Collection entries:
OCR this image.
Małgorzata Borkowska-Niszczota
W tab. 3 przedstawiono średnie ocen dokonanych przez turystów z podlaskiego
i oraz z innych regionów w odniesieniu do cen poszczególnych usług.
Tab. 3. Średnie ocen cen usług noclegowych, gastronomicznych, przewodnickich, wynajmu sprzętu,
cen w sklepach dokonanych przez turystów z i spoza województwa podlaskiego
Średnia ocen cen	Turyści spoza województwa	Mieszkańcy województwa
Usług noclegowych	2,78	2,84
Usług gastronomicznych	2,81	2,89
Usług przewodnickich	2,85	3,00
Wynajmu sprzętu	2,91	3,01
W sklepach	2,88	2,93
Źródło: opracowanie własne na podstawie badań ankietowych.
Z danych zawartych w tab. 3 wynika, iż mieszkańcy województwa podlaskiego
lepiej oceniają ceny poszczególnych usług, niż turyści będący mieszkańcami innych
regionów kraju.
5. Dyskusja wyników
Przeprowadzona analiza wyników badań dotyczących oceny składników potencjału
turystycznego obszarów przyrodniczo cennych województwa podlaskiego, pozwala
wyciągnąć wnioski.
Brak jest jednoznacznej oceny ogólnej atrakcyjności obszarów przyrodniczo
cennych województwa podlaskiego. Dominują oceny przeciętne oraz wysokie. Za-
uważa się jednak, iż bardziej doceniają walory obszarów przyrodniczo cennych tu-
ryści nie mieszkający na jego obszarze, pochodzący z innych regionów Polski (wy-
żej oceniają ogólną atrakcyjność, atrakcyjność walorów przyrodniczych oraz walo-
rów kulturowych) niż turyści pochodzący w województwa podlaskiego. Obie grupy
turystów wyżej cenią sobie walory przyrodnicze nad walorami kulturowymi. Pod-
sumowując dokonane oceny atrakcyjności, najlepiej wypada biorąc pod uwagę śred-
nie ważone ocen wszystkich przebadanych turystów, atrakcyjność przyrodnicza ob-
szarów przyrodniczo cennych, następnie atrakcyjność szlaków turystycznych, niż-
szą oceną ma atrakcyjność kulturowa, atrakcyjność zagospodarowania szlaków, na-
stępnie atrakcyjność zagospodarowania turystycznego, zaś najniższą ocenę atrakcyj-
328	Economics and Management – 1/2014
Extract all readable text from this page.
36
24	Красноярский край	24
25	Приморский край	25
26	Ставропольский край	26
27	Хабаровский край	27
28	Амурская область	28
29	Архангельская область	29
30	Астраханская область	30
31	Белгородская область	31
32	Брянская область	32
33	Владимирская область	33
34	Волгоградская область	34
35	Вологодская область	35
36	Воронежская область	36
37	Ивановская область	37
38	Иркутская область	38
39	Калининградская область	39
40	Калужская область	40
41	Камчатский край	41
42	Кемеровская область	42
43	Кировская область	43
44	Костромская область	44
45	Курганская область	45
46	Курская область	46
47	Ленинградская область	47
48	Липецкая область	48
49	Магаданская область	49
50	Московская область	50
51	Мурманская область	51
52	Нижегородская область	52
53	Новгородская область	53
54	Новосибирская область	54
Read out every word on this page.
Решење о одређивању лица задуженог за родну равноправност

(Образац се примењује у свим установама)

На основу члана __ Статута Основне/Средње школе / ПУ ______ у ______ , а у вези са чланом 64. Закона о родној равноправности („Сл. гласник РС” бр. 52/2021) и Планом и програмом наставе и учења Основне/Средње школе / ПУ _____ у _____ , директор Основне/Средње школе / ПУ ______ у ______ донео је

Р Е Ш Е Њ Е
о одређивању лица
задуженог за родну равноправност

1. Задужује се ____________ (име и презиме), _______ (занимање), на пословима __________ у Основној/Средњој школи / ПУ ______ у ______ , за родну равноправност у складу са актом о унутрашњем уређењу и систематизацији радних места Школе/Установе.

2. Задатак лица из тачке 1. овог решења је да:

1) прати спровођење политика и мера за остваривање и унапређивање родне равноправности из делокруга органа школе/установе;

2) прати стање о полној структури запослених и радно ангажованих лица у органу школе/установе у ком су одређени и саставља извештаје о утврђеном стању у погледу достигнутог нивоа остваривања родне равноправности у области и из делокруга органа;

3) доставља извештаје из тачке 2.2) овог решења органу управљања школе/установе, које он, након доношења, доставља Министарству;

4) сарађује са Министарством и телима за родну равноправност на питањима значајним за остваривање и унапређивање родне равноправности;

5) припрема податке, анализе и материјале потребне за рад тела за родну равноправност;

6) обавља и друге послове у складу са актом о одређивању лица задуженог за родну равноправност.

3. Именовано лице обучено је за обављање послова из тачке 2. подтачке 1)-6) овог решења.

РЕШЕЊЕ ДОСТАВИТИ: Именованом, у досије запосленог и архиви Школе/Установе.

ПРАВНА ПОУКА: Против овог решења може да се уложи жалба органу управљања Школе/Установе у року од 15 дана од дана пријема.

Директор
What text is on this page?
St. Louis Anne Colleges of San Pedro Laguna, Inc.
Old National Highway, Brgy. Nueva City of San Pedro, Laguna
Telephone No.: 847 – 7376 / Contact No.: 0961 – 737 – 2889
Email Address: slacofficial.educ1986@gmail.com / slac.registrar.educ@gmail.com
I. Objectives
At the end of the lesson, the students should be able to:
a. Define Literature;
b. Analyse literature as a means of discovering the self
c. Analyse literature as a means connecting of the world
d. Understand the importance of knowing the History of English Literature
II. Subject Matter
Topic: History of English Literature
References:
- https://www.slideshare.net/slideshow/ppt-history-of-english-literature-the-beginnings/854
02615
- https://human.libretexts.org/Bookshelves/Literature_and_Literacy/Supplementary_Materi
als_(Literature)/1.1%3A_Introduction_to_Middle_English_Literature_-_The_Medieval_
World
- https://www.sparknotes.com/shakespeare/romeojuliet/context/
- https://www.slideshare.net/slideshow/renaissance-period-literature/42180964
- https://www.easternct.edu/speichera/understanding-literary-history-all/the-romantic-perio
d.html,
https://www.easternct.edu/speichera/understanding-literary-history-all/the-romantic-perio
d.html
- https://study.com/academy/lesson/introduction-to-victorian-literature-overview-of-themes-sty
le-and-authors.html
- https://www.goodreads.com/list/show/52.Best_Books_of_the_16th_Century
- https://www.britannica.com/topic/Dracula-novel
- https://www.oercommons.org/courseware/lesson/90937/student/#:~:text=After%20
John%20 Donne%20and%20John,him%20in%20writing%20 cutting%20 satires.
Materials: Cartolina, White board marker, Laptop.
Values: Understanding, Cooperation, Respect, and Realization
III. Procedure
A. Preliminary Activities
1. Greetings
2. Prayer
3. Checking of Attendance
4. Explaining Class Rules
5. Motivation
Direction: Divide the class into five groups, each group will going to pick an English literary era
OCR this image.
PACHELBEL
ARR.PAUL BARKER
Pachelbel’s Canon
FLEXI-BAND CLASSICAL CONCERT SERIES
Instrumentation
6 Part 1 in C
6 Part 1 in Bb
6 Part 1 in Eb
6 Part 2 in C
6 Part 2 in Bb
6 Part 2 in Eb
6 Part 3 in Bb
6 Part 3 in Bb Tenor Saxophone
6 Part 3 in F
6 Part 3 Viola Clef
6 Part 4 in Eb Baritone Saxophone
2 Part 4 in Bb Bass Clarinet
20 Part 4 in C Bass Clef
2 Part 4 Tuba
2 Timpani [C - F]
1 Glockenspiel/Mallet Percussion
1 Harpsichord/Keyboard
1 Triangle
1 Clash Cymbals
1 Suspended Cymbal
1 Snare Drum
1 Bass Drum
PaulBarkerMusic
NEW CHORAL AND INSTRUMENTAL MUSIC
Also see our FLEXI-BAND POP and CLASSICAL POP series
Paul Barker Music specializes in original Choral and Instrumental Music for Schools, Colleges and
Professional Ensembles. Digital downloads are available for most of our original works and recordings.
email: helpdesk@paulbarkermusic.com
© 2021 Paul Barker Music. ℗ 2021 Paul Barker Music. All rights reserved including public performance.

TO DO: Check each line in the records for the word "slideshow" and say how many have it, with nothing else.

CORRECT ANSWER: 2